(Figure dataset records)
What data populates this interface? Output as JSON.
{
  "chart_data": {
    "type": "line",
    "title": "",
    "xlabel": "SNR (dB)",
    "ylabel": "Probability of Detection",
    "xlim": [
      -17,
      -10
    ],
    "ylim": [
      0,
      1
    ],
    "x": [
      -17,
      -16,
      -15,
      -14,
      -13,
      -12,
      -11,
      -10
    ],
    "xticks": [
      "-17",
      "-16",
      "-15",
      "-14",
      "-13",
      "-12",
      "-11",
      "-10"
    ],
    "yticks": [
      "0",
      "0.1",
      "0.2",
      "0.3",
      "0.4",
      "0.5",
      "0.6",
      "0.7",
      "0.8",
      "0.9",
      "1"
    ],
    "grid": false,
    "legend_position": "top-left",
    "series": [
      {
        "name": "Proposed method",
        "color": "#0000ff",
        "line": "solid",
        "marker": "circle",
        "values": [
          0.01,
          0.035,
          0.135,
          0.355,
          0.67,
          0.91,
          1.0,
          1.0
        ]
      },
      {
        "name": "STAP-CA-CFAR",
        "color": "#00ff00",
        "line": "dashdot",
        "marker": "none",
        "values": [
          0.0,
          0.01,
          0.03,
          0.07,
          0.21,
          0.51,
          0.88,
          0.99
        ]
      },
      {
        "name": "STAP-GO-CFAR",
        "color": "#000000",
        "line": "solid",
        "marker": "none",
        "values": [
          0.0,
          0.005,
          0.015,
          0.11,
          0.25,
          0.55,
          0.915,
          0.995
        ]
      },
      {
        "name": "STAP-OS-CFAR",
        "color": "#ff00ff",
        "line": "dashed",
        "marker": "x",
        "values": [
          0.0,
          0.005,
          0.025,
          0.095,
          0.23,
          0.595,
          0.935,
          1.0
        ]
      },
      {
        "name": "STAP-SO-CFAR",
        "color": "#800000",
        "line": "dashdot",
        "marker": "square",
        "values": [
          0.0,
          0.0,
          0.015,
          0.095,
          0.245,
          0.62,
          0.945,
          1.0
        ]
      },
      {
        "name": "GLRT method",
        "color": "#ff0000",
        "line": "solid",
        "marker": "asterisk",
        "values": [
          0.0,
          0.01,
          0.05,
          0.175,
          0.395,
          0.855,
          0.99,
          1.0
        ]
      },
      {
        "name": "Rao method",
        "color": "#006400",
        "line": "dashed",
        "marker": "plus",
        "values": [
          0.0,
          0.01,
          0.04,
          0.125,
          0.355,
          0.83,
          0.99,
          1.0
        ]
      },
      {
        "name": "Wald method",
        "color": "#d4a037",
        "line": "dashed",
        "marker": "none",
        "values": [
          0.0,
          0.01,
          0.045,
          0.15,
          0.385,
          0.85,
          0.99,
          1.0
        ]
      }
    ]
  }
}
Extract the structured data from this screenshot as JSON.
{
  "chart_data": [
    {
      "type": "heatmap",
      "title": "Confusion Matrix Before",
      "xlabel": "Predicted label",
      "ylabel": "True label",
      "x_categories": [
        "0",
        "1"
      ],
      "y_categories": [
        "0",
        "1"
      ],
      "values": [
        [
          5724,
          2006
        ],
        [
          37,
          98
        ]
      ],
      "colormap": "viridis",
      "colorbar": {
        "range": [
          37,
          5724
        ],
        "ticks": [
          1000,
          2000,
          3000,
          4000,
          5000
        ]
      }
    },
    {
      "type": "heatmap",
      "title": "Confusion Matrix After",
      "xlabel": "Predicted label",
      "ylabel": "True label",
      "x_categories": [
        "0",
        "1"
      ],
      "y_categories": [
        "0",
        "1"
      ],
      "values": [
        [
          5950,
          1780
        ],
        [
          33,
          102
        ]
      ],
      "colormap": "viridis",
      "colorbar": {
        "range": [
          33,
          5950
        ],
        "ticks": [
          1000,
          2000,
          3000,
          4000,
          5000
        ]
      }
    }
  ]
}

What is asked –
Print the listing above in full, exactly as it is.

The solution –
What data populates this interface? Output as JSON.
{
  "chart_data": {
    "type": "line",
    "title": "",
    "xlabel": "SNR (dB)",
    "ylabel": "Probability of Detection",
    "xlim": [
      -17,
      -10
    ],
    "ylim": [
      0,
      1
    ],
    "x": [
      -17,
      -16,
      -15,
      -14,
      -13,
      -12,
      -11,
      -10
    ],
    "xticks": [
      "-17",
      "-16",
      "-15",
      "-14",
      "-13",
      "-12",
      "-11",
      "-10"
    ],
    "yticks": [
      "0",
      "0.1",
      "0.2",
      "0.3",
      "0.4",
      "0.5",
      "0.6",
      "0.7",
      "0.8",
      "0.9",
      "1"
    ],
    "grid": false,
    "legend_position": "top-left",
    "series": [
      {
        "name": "Proposed method",
        "color": "#0000ff",
        "line": "solid",
        "marker": "circle",
        "values": [
          0.01,
          0.035,
          0.135,
          0.355,
          0.67,
          0.91,
          1.0,
          1.0
        ]
      },
      {
        "name": "STAP-CA-CFAR",
        "color": "#00ff00",
        "line": "dashdot",
        "marker": "none",
        "values": [
          0.0,
          0.01,
          0.03,
          0.07,
          0.21,
          0.51,
          0.88,
          0.99
        ]
      },
      {
        "name": "STAP-GO-CFAR",
        "color": "#000000",
        "line": "solid",
        "marker": "none",
        "values": [
          0.0,
          0.005,
          0.015,
          0.11,
          0.25,
          0.55,
          0.915,
          0.995
        ]
      },
      {
        "name": "STAP-OS-CFAR",
        "color": "#ff00ff",
        "line": "dashed",
        "marker": "x",
        "values": [
          0.0,
          0.005,
          0.025,
          0.095,
          0.23,
          0.595,
          0.935,
          1.0
        ]
      },
      {
        "name": "STAP-SO-CFAR",
        "color": "#800000",
        "line": "dashdot",
        "marker": "square",
        "values": [
          0.0,
          0.0,
          0.015,
          0.095,
          0.245,
          0.62,
          0.945,
          1.0
        ]
      },
      {
        "name": "GLRT method",
        "color": "#ff0000",
        "line": "solid",
        "marker": "asterisk",
        "values": [
          0.0,
          0.01,
          0.05,
          0.175,
          0.395,
          0.855,
          0.99,
          1.0
        ]
      },
      {
        "name": "Rao method",
        "color": "#006400",
        "line": "dashed",
        "marker": "plus",
        "values": [
          0.0,
          0.01,
          0.04,
          0.125,
          0.355,
          0.83,
          0.99,
          1.0
        ]
      },
      {
        "name": "Wald method",
        "color": "#d4a037",
        "line": "dashed",
        "marker": "none",
        "values": [
          0.0,
          0.01,
          0.045,
          0.15,
          0.385,
          0.85,
          0.99,
          1.0
        ]
      }
    ]
  }
}
Extract the structured data from this screenshot as JSON.
{
  "chart_data": [
    {
      "type": "heatmap",
      "title": "Confusion Matrix Before",
      "xlabel": "Predicted label",
      "ylabel": "True label",
      "x_categories": [
        "0",
        "1"
      ],
      "y_categories": [
        "0",
        "1"
      ],
      "values": [
        [
          5724,
          2006
        ],
        [
          37,
          98
        ]
      ],
      "colormap": "viridis",
      "colorbar": {
        "range": [
          37,
          5724
        ],
        "ticks": [
          1000,
          2000,
          3000,
          4000,
          5000
        ]
      }
    },
    {
      "type": "heatmap",
      "title": "Confusion Matrix After",
      "xlabel": "Predicted label",
      "ylabel": "True label",
      "x_categories": [
        "0",
        "1"
      ],
      "y_categories": [
        "0",
        "1"
      ],
      "values": [
        [
          5950,
          1780
        ],
        [
          33,
          102
        ]
      ],
      "colormap": "viridis",
      "colorbar": {
        "range": [
          33,
          5950
        ],
        "ticks": [
          1000,
          2000,
          3000,
          4000,
          5000
        ]
      }
    }
  ]
}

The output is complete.